## begin Record excerpts

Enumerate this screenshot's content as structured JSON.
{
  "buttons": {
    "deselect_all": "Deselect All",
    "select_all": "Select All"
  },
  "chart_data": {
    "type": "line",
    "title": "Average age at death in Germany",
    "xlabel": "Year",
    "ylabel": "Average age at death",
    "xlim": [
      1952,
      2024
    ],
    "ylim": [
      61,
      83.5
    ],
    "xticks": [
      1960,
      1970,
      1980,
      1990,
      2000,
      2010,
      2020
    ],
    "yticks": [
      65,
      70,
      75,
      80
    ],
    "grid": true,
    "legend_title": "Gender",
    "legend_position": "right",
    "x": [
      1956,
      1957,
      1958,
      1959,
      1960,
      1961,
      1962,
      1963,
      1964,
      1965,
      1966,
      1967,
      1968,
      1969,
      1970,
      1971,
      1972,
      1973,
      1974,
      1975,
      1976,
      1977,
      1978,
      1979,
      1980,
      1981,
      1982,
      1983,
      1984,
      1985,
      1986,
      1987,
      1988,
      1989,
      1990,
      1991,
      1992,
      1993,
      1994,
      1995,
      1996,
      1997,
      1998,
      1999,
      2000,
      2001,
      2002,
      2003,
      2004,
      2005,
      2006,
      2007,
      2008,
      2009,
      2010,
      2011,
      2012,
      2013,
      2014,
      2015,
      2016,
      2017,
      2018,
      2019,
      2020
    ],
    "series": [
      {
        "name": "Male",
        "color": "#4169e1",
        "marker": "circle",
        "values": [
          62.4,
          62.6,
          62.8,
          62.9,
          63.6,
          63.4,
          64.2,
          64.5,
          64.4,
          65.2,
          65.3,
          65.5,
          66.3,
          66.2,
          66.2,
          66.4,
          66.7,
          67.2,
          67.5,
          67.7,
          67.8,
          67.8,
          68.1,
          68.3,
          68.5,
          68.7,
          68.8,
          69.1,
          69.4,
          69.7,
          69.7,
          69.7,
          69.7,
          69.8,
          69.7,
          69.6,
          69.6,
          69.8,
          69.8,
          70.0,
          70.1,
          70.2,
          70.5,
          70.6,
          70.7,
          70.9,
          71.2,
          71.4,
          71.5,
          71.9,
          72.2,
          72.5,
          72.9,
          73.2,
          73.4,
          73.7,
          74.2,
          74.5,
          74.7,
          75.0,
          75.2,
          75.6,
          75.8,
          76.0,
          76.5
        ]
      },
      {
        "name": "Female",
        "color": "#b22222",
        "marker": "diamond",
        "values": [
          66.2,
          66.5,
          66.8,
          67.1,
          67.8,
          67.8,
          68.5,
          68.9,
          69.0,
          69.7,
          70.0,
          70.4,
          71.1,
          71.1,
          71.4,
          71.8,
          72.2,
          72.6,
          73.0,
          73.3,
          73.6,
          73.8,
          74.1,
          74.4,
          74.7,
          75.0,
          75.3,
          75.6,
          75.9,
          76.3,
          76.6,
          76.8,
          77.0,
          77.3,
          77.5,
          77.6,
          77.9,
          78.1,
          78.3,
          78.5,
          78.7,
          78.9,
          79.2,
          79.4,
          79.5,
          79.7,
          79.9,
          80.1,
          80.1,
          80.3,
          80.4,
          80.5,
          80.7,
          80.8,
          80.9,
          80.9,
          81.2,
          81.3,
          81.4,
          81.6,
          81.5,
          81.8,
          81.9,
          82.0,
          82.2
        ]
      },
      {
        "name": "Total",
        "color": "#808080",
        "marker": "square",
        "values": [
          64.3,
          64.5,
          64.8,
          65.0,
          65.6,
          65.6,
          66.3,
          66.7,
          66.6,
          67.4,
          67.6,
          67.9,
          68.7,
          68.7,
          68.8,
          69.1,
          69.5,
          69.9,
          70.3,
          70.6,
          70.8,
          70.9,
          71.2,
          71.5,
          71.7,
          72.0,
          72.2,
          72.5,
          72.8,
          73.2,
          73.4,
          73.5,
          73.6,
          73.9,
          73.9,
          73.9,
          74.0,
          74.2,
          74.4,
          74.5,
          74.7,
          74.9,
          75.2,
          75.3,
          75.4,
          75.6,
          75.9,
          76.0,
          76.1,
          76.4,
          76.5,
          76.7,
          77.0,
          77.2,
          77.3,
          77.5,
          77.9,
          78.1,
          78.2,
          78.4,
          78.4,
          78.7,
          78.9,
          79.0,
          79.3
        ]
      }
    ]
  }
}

## end Record excerpts

• Prompt
Each record must be repeated exactly as it is.

• Response
Enumerate this screenshot's content as structured JSON.
{
  "buttons": {
    "deselect_all": "Deselect All",
    "select_all": "Select All"
  },
  "chart_data": {
    "type": "line",
    "title": "Average age at death in Germany",
    "xlabel": "Year",
    "ylabel": "Average age at death",
    "xlim": [
      1952,
      2024
    ],
    "ylim": [
      61,
      83.5
    ],
    "xticks": [
      1960,
      1970,
      1980,
      1990,
      2000,
      2010,
      2020
    ],
    "yticks": [
      65,
      70,
      75,
      80
    ],
    "grid": true,
    "legend_title": "Gender",
    "legend_position": "right",
    "x": [
      1956,
      1957,
      1958,
      1959,
      1960,
      1961,
      1962,
      1963,
      1964,
      1965,
      1966,
      1967,
      1968,
      1969,
      1970,
      1971,
      1972,
      1973,
      1974,
      1975,
      1976,
      1977,
      1978,
      1979,
      1980,
      1981,
      1982,
      1983,
      1984,
      1985,
      1986,
      1987,
      1988,
      1989,
      1990,
      1991,
      1992,
      1993,
      1994,
      1995,
      1996,
      1997,
      1998,
      1999,
      2000,
      2001,
      2002,
      2003,
      2004,
      2005,
      2006,
      2007,
      2008,
      2009,
      2010,
      2011,
      2012,
      2013,
      2014,
      2015,
      2016,
      2017,
      2018,
      2019,
      2020
    ],
    "series": [
      {
        "name": "Male",
        "color": "#4169e1",
        "marker": "circle",
        "values": [
          62.4,
          62.6,
          62.8,
          62.9,
          63.6,
          63.4,
          64.2,
          64.5,
          64.4,
          65.2,
          65.3,
          65.5,
          66.3,
          66.2,
          66.2,
          66.4,
          66.7,
          67.2,
          67.5,
          67.7,
          67.8,
          67.8,
          68.1,
          68.3,
          68.5,
          68.7,
          68.8,
          69.1,
          69.4,
          69.7,
          69.7,
          69.7,
          69.7,
          69.8,
          69.7,
          69.6,
          69.6,
          69.8,
          69.8,
          70.0,
          70.1,
          70.2,
          70.5,
          70.6,
          70.7,
          70.9,
          71.2,
          71.4,
          71.5,
          71.9,
          72.2,
          72.5,
          72.9,
          73.2,
          73.4,
          73.7,
          74.2,
          74.5,
          74.7,
          75.0,
          75.2,
          75.6,
          75.8,
          76.0,
          76.5
        ]
      },
      {
        "name": "Female",
        "color": "#b22222",
        "marker": "diamond",
        "values": [
          66.2,
          66.5,
          66.8,
          67.1,
          67.8,
          67.8,
          68.5,
          68.9,
          69.0,
          69.7,
          70.0,
          70.4,
          71.1,
          71.1,
          71.4,
          71.8,
          72.2,
          72.6,
          73.0,
          73.3,
          73.6,
          73.8,
          74.1,
          74.4,
          74.7,
          75.0,
          75.3,
          75.6,
          75.9,
          76.3,
          76.6,
          76.8,
          77.0,
          77.3,
          77.5,
          77.6,
          77.9,
          78.1,
          78.3,
          78.5,
          78.7,
          78.9,
          79.2,
          79.4,
          79.5,
          79.7,
          79.9,
          80.1,
          80.1,
          80.3,
          80.4,
          80.5,
          80.7,
          80.8,
          80.9,
          80.9,
          81.2,
          81.3,
          81.4,
          81.6,
          81.5,
          81.8,
          81.9,
          82.0,
          82.2
        ]
      },
      {
        "name": "Total",
        "color": "#808080",
        "marker": "square",
        "values": [
          64.3,
          64.5,
          64.8,
          65.0,
          65.6,
          65.6,
          66.3,
          66.7,
          66.6,
          67.4,
          67.6,
          67.9,
          68.7,
          68.7,
          68.8,
          69.1,
          69.5,
          69.9,
          70.3,
          70.6,
          70.8,
          70.9,
          71.2,
          71.5,
          71.7,
          72.0,
          72.2,
          72.5,
          72.8,
          73.2,
          73.4,
          73.5,
          73.6,
          73.9,
          73.9,
          73.9,
          74.0,
          74.2,
          74.4,
          74.5,
          74.7,
          74.9,
          75.2,
          75.3,
          75.4,
          75.6,
          75.9,
          76.0,
          76.1,
          76.4,
          76.5,
          76.7,
          77.0,
          77.2,
          77.3,
          77.5,
          77.9,
          78.1,
          78.2,
          78.4,
          78.4,
          78.7,
          78.9,
          79.0,
          79.3
        ]
      }
    ]
  }
}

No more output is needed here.